What follows is a set of entries. Repeat them exactly, but not their pictures.

··· Provided records ···

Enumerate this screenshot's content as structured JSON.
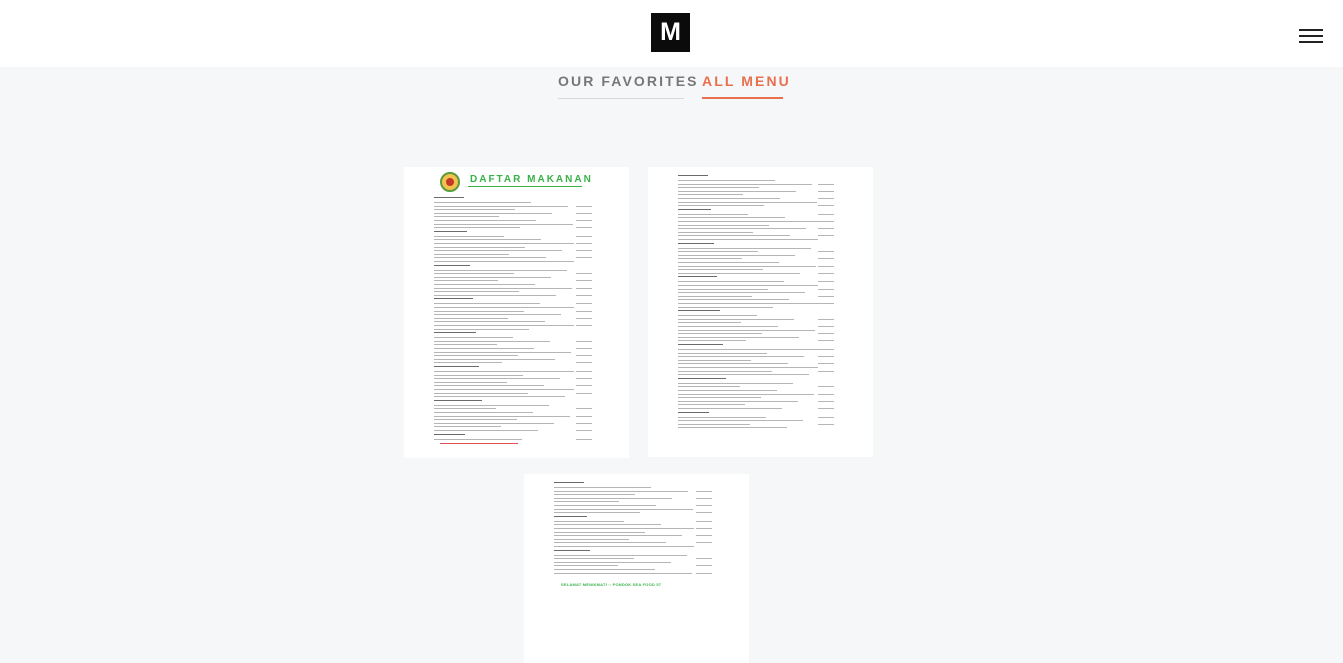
{
  "header": {
    "logo_text": "M",
    "menu_icon": "hamburger-menu-icon"
  },
  "tabs": [
    {
      "label": "OUR FAVORITES",
      "active": false
    },
    {
      "label": "ALL MENU",
      "active": true
    }
  ],
  "menu_pages": {
    "page1_title": "DAFTAR  MAKANAN",
    "page3_footer": "SELAMAT MENIKMATI :: PONDOK SEA FOOD 57"
  },
  "colors": {
    "accent": "#e8704f",
    "logo_bg": "#0b0b0b",
    "page_bg": "#f6f7f9",
    "menu_title_green": "#3ab24a"
  }
}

···

* [Exercise result]:
Enumerate this screenshot's content as structured JSON.
{
  "header": {
    "logo_text": "M",
    "menu_icon": "hamburger-menu-icon"
  },
  "tabs": [
    {
      "label": "OUR FAVORITES",
      "active": false
    },
    {
      "label": "ALL MENU",
      "active": true
    }
  ],
  "menu_pages": {
    "page1_title": "DAFTAR  MAKANAN",
    "page3_footer": "SELAMAT MENIKMATI :: PONDOK SEA FOOD 57"
  },
  "colors": {
    "accent": "#e8704f",
    "logo_bg": "#0b0b0b",
    "page_bg": "#f6f7f9",
    "menu_title_green": "#3ab24a"
  }
}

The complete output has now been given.